Stored records =
— start —
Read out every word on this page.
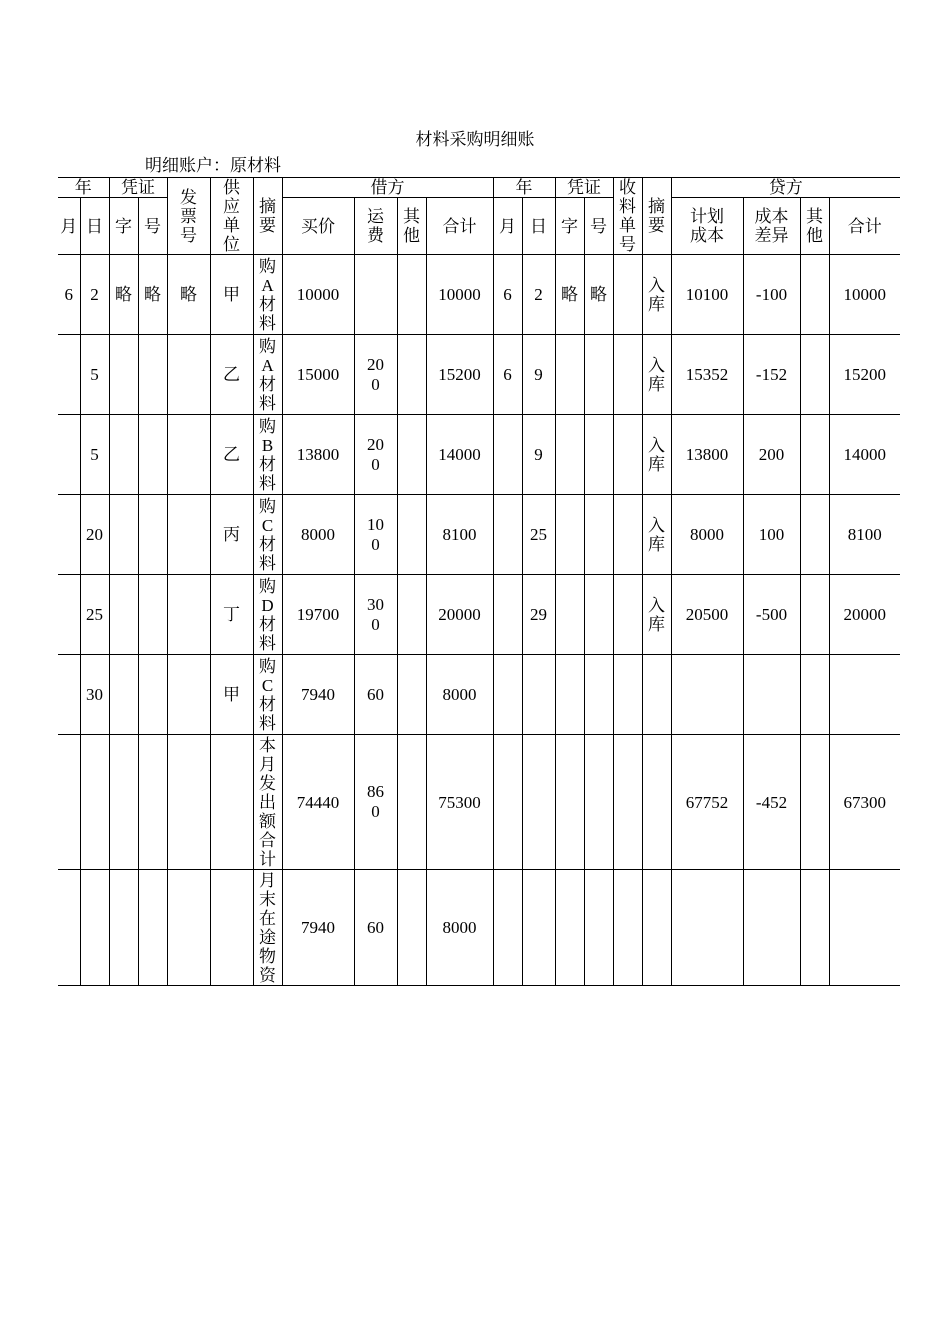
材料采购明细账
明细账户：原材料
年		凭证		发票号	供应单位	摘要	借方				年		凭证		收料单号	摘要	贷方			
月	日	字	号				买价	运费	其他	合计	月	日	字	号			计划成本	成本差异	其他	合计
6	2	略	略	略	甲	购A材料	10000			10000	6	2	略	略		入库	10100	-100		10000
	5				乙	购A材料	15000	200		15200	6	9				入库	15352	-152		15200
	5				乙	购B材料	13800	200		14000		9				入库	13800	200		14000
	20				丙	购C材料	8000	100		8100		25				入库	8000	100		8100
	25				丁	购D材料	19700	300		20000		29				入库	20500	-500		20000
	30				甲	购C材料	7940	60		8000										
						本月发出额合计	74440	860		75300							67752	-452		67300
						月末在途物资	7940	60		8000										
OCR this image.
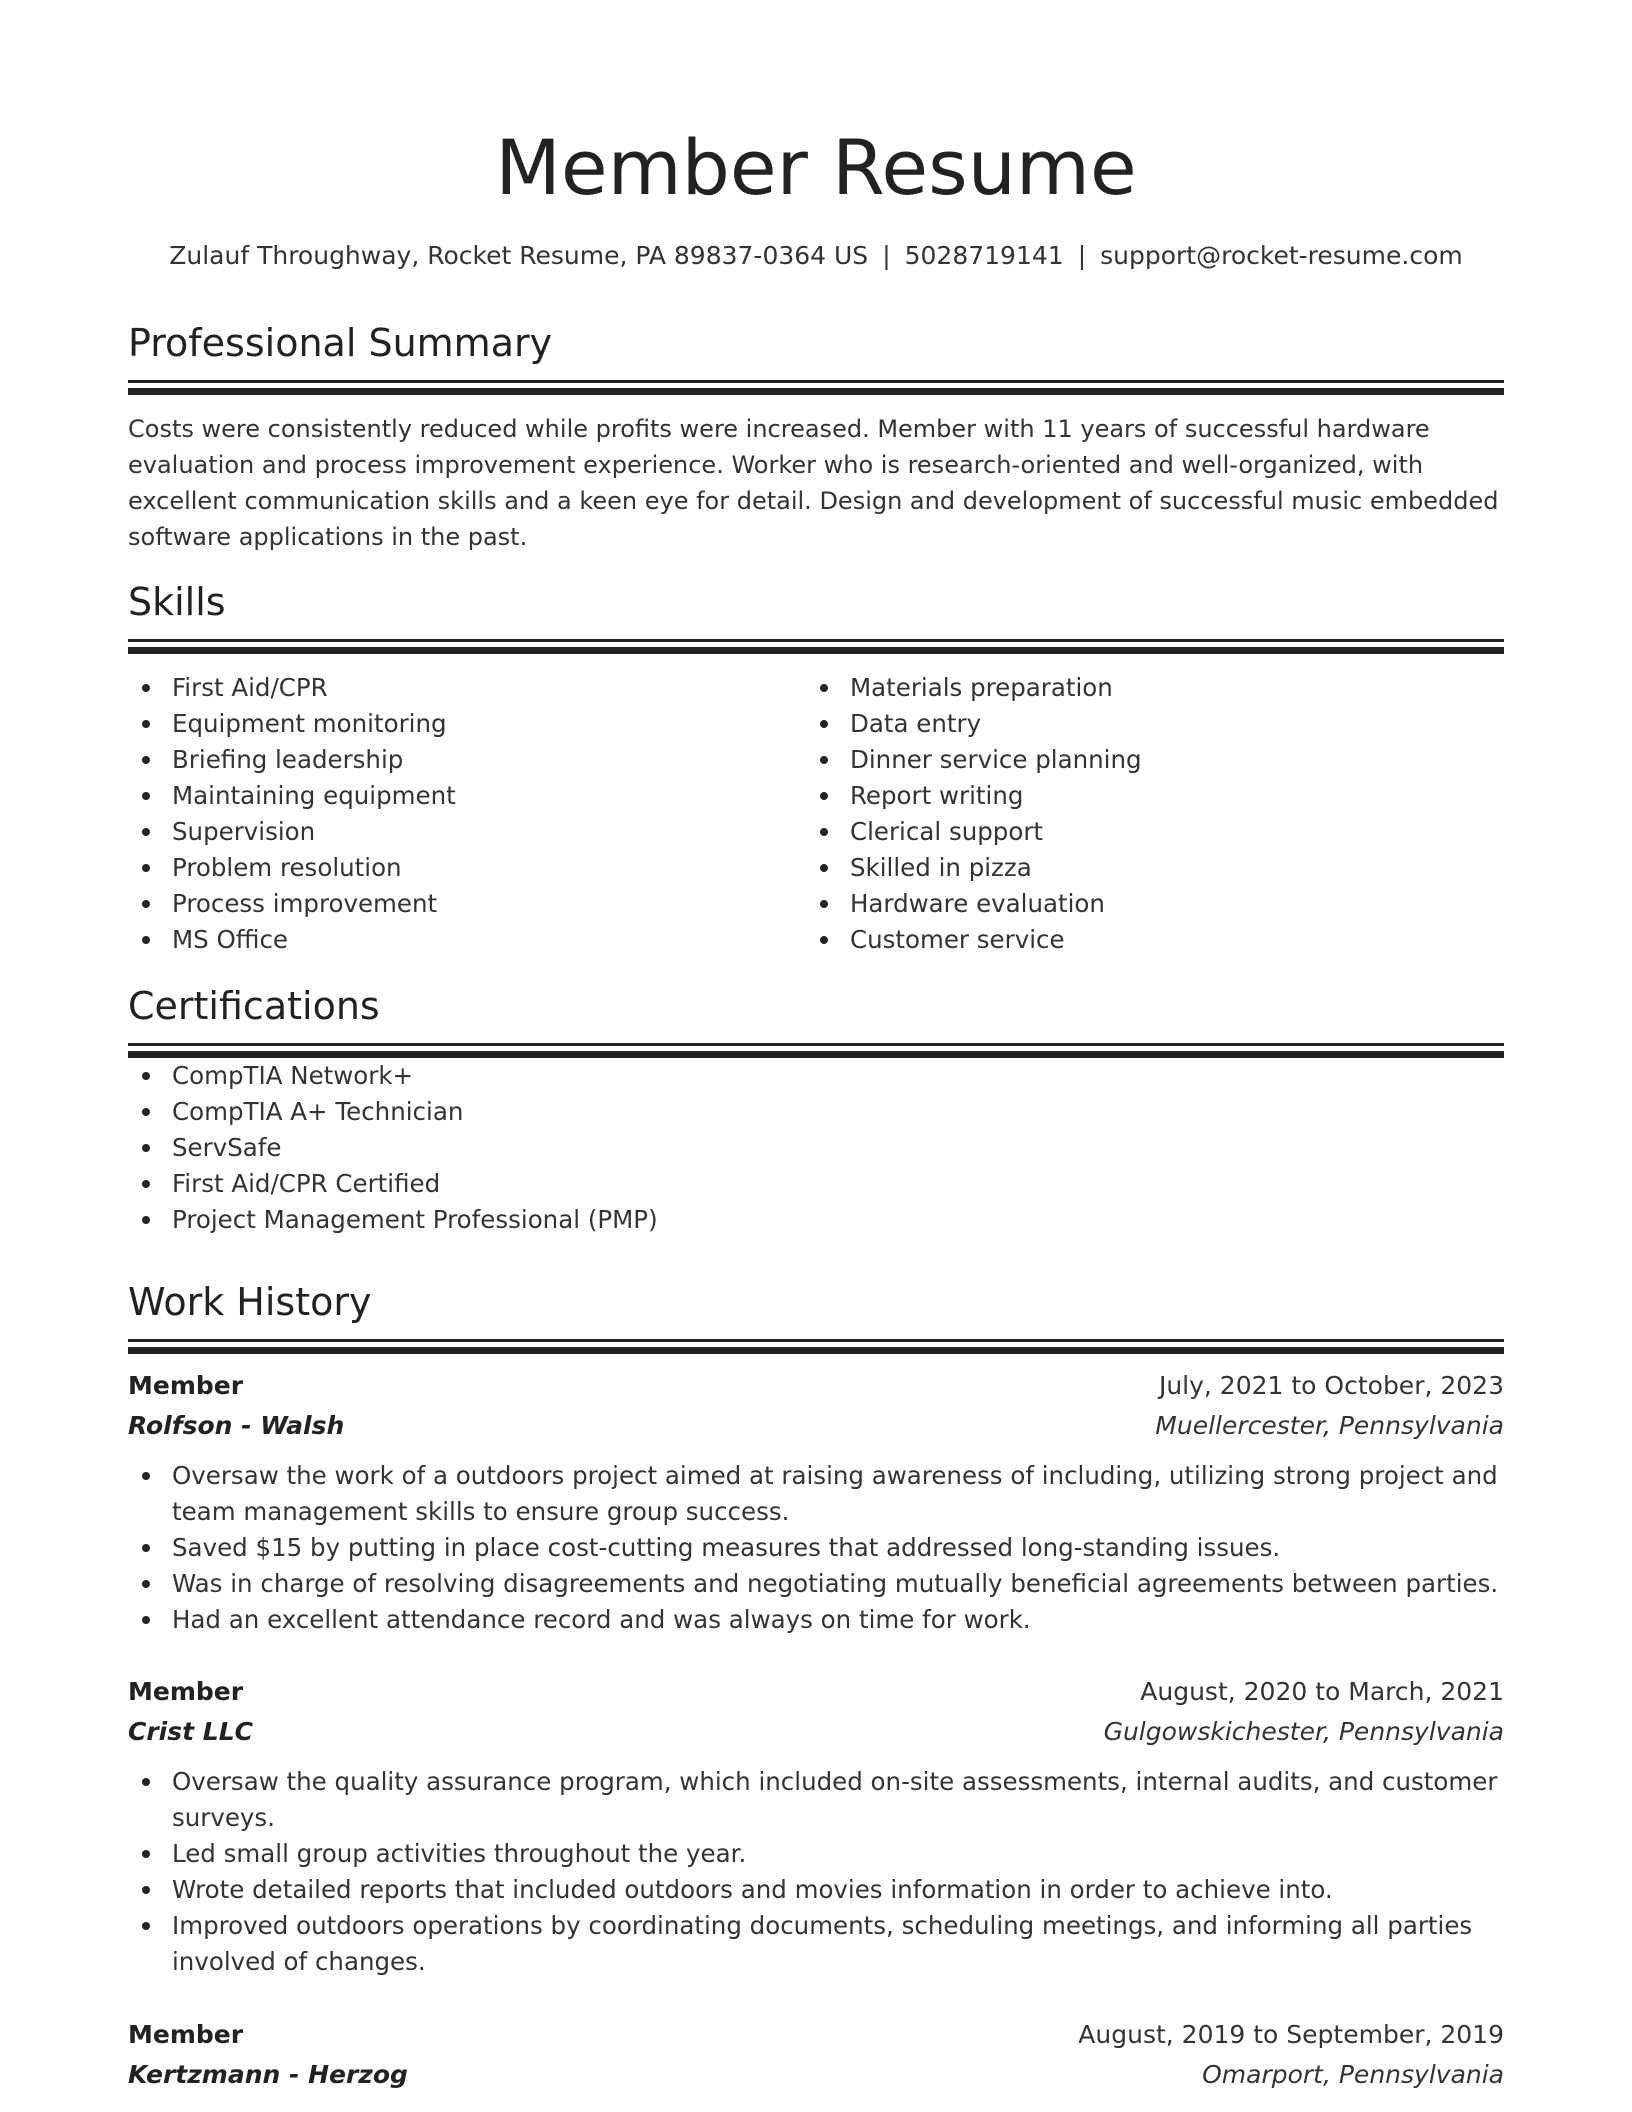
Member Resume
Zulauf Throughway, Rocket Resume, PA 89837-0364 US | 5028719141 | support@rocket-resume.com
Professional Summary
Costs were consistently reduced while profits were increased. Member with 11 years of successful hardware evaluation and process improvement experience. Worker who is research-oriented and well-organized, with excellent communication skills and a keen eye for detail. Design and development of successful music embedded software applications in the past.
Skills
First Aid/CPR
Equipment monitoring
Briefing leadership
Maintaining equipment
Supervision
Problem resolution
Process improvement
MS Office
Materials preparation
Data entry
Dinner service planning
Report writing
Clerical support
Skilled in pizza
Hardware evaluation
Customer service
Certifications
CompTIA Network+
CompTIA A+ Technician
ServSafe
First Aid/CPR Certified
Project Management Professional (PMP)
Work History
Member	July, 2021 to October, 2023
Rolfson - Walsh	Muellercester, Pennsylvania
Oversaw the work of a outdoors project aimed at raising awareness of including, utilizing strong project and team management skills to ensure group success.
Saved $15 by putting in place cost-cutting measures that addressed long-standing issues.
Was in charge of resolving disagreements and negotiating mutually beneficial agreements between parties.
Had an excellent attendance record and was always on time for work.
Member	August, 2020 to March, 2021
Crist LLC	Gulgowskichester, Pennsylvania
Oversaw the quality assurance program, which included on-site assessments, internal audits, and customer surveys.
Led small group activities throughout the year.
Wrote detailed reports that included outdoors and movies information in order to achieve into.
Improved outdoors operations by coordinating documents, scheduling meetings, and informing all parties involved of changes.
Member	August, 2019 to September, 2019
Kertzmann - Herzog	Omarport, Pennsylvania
— end —
— start —
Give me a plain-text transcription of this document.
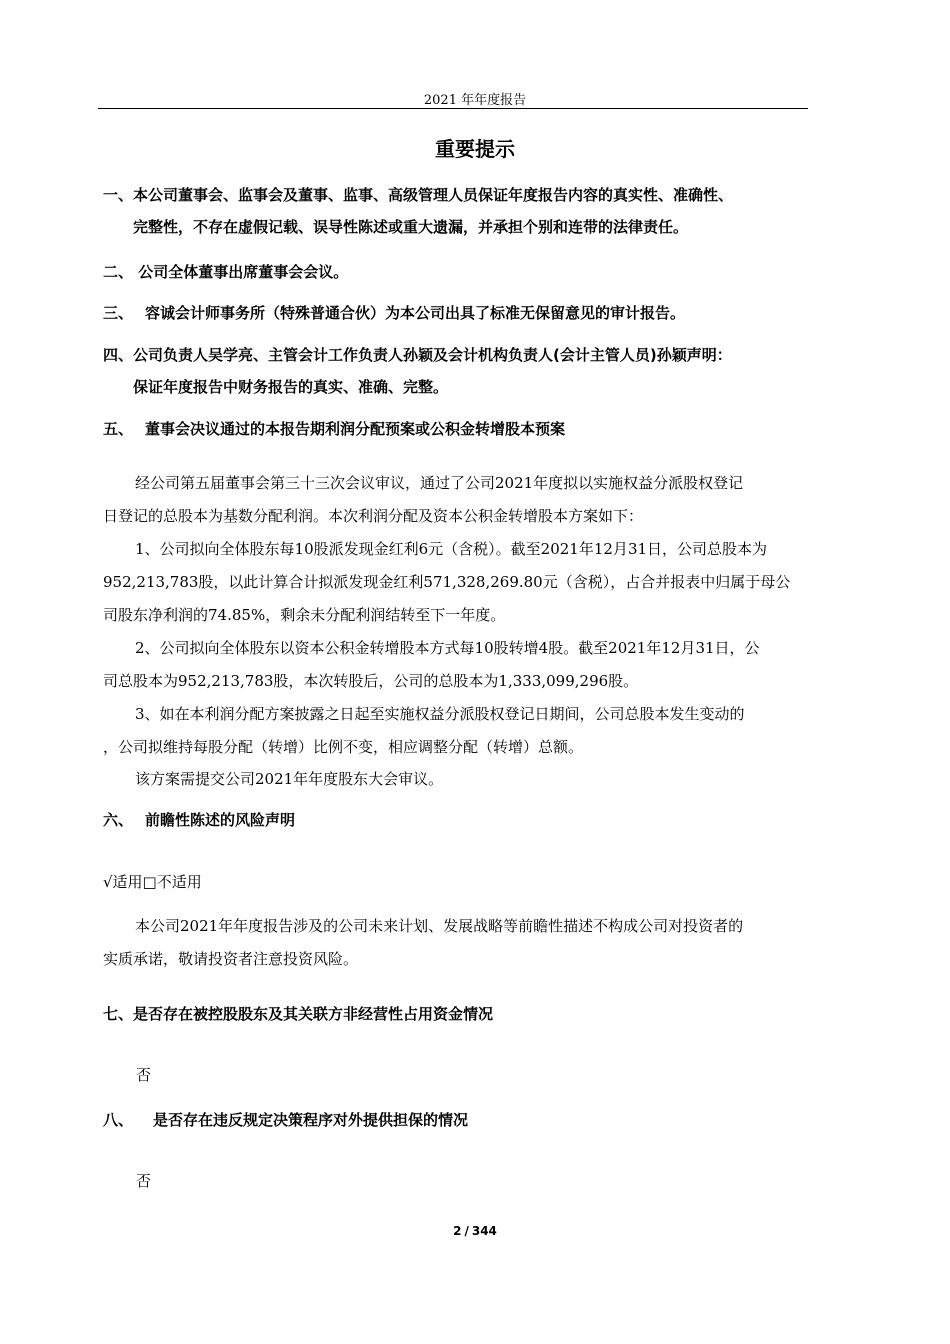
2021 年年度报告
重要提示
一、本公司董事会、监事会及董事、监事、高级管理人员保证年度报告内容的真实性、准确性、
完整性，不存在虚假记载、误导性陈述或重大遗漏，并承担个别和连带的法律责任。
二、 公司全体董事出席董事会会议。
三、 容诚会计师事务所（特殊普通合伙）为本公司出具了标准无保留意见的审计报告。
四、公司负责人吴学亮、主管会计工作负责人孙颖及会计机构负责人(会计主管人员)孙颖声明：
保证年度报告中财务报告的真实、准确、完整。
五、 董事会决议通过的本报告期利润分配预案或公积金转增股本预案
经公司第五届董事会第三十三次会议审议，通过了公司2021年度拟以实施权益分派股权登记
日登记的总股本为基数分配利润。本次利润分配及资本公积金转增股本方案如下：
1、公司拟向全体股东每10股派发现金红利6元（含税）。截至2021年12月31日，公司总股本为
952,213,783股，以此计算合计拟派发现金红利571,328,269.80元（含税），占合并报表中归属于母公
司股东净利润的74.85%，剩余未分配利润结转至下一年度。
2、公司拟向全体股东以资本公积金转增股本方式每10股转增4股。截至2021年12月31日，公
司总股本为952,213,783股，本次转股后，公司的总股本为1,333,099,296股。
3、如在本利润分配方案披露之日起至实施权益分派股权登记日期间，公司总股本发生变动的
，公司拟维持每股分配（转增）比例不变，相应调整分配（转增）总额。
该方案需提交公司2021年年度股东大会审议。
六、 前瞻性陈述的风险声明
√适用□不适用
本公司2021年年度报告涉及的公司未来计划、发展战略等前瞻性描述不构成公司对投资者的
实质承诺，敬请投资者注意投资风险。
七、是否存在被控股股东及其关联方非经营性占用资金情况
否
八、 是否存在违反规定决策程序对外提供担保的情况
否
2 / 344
— end —
— start —
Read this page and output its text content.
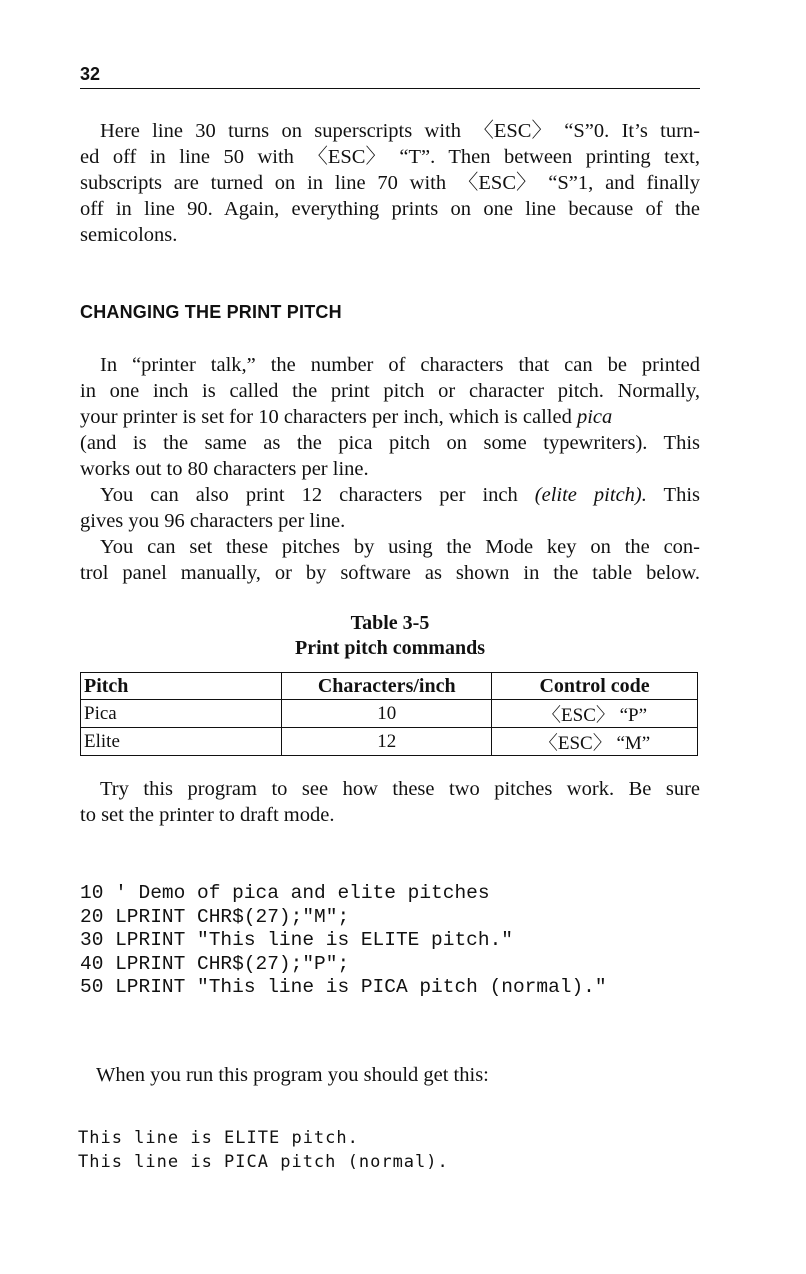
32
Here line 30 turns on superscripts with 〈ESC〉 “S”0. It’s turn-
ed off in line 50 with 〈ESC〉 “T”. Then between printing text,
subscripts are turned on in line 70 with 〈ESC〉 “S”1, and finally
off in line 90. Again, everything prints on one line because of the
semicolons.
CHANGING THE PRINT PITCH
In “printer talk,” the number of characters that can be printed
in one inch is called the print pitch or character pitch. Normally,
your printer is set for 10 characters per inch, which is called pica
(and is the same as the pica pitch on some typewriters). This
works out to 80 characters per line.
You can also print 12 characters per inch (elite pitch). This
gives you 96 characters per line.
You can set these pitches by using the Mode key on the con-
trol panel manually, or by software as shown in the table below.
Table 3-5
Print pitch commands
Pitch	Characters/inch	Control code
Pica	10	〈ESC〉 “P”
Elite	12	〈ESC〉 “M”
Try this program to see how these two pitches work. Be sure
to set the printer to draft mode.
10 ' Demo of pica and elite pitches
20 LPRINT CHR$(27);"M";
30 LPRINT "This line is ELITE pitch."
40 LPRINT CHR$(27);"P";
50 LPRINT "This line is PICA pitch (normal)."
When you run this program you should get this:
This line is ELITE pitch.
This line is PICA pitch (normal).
— end —
What to work on =
Isolate each line of the listing above that includes "inch". Copy it.

Exercise response =
in one inch is called the print pitch or character pitch. Normally,
your printer is set for 10 characters per inch, which is called pica
You can also print 12 characters per inch (elite pitch). This
Pitch	Characters/inch	Control code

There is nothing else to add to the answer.